**WORK TO DO**: Write out all of the entries exactly, please.
-=-=-=-=-
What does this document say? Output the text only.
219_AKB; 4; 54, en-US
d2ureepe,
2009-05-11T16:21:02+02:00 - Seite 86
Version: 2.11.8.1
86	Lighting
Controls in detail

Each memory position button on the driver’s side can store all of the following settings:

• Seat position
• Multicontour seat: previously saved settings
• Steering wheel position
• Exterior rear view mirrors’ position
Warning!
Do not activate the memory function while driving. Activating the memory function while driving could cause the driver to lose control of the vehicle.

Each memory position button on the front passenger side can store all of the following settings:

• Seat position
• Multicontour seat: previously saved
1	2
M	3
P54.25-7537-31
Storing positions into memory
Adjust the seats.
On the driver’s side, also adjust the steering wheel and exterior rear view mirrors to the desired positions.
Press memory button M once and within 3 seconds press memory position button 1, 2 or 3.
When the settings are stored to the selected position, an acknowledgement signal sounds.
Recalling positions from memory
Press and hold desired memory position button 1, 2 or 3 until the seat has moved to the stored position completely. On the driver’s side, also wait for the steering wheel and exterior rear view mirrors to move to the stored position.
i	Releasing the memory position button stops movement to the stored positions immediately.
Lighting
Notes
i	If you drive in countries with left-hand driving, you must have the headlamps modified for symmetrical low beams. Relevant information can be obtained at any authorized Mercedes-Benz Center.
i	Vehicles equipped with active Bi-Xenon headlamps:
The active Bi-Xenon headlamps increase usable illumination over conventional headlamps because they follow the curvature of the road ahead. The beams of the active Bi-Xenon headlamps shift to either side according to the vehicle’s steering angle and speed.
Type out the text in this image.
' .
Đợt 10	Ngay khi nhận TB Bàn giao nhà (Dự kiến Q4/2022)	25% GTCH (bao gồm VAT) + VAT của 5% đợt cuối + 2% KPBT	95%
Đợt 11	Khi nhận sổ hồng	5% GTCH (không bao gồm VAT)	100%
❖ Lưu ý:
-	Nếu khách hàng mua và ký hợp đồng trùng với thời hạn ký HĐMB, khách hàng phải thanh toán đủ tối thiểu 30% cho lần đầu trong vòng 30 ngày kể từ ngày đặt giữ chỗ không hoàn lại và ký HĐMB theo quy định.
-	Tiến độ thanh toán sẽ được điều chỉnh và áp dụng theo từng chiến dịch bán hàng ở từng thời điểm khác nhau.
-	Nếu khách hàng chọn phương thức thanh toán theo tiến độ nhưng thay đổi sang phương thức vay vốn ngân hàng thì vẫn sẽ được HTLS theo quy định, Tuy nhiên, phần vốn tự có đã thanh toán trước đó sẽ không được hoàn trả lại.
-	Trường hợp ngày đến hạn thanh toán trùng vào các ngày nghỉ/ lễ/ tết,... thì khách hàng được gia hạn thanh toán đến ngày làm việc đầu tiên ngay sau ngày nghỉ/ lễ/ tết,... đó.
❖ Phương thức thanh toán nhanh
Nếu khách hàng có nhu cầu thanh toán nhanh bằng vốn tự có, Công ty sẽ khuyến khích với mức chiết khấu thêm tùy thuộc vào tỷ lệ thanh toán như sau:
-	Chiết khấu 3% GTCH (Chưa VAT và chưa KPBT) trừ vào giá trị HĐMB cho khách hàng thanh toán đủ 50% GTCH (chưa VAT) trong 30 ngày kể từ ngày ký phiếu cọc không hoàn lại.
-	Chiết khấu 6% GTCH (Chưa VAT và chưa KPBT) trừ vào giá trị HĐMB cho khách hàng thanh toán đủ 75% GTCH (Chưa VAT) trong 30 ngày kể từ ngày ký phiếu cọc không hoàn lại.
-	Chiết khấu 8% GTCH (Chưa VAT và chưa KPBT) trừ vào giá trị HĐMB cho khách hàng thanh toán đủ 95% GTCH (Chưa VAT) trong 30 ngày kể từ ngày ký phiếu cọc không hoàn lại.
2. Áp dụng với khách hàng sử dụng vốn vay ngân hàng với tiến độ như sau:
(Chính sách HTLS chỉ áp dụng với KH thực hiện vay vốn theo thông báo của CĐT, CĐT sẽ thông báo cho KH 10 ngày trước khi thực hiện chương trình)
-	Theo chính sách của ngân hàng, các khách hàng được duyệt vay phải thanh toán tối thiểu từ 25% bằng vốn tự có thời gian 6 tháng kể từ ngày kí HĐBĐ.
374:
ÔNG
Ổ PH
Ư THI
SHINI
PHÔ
-=-=-=-=-
**WRITTEN ANSWER**:
What does this document say? Output the text only.
219_AKB; 4; 54, en-US
d2ureepe,
2009-05-11T16:21:02+02:00 - Seite 86
Version: 2.11.8.1
86	Lighting
Controls in detail

Each memory position button on the driver’s side can store all of the following settings:

• Seat position
• Multicontour seat: previously saved settings
• Steering wheel position
• Exterior rear view mirrors’ position
Warning!
Do not activate the memory function while driving. Activating the memory function while driving could cause the driver to lose control of the vehicle.

Each memory position button on the front passenger side can store all of the following settings:

• Seat position
• Multicontour seat: previously saved
1	2
M	3
P54.25-7537-31
Storing positions into memory
Adjust the seats.
On the driver’s side, also adjust the steering wheel and exterior rear view mirrors to the desired positions.
Press memory button M once and within 3 seconds press memory position button 1, 2 or 3.
When the settings are stored to the selected position, an acknowledgement signal sounds.
Recalling positions from memory
Press and hold desired memory position button 1, 2 or 3 until the seat has moved to the stored position completely. On the driver’s side, also wait for the steering wheel and exterior rear view mirrors to move to the stored position.
i	Releasing the memory position button stops movement to the stored positions immediately.
Lighting
Notes
i	If you drive in countries with left-hand driving, you must have the headlamps modified for symmetrical low beams. Relevant information can be obtained at any authorized Mercedes-Benz Center.
i	Vehicles equipped with active Bi-Xenon headlamps:
The active Bi-Xenon headlamps increase usable illumination over conventional headlamps because they follow the curvature of the road ahead. The beams of the active Bi-Xenon headlamps shift to either side according to the vehicle’s steering angle and speed.
Type out the text in this image.
' .
Đợt 10	Ngay khi nhận TB Bàn giao nhà (Dự kiến Q4/2022)	25% GTCH (bao gồm VAT) + VAT của 5% đợt cuối + 2% KPBT	95%
Đợt 11	Khi nhận sổ hồng	5% GTCH (không bao gồm VAT)	100%
❖ Lưu ý:
-	Nếu khách hàng mua và ký hợp đồng trùng với thời hạn ký HĐMB, khách hàng phải thanh toán đủ tối thiểu 30% cho lần đầu trong vòng 30 ngày kể từ ngày đặt giữ chỗ không hoàn lại và ký HĐMB theo quy định.
-	Tiến độ thanh toán sẽ được điều chỉnh và áp dụng theo từng chiến dịch bán hàng ở từng thời điểm khác nhau.
-	Nếu khách hàng chọn phương thức thanh toán theo tiến độ nhưng thay đổi sang phương thức vay vốn ngân hàng thì vẫn sẽ được HTLS theo quy định, Tuy nhiên, phần vốn tự có đã thanh toán trước đó sẽ không được hoàn trả lại.
-	Trường hợp ngày đến hạn thanh toán trùng vào các ngày nghỉ/ lễ/ tết,... thì khách hàng được gia hạn thanh toán đến ngày làm việc đầu tiên ngay sau ngày nghỉ/ lễ/ tết,... đó.
❖ Phương thức thanh toán nhanh
Nếu khách hàng có nhu cầu thanh toán nhanh bằng vốn tự có, Công ty sẽ khuyến khích với mức chiết khấu thêm tùy thuộc vào tỷ lệ thanh toán như sau:
-	Chiết khấu 3% GTCH (Chưa VAT và chưa KPBT) trừ vào giá trị HĐMB cho khách hàng thanh toán đủ 50% GTCH (chưa VAT) trong 30 ngày kể từ ngày ký phiếu cọc không hoàn lại.
-	Chiết khấu 6% GTCH (Chưa VAT và chưa KPBT) trừ vào giá trị HĐMB cho khách hàng thanh toán đủ 75% GTCH (Chưa VAT) trong 30 ngày kể từ ngày ký phiếu cọc không hoàn lại.
-	Chiết khấu 8% GTCH (Chưa VAT và chưa KPBT) trừ vào giá trị HĐMB cho khách hàng thanh toán đủ 95% GTCH (Chưa VAT) trong 30 ngày kể từ ngày ký phiếu cọc không hoàn lại.
2. Áp dụng với khách hàng sử dụng vốn vay ngân hàng với tiến độ như sau:
(Chính sách HTLS chỉ áp dụng với KH thực hiện vay vốn theo thông báo của CĐT, CĐT sẽ thông báo cho KH 10 ngày trước khi thực hiện chương trình)
-	Theo chính sách của ngân hàng, các khách hàng được duyệt vay phải thanh toán tối thiểu từ 25% bằng vốn tự có thời gian 6 tháng kể từ ngày kí HĐBĐ.
374:
ÔNG
Ổ PH
Ư THI
SHINI
PHÔ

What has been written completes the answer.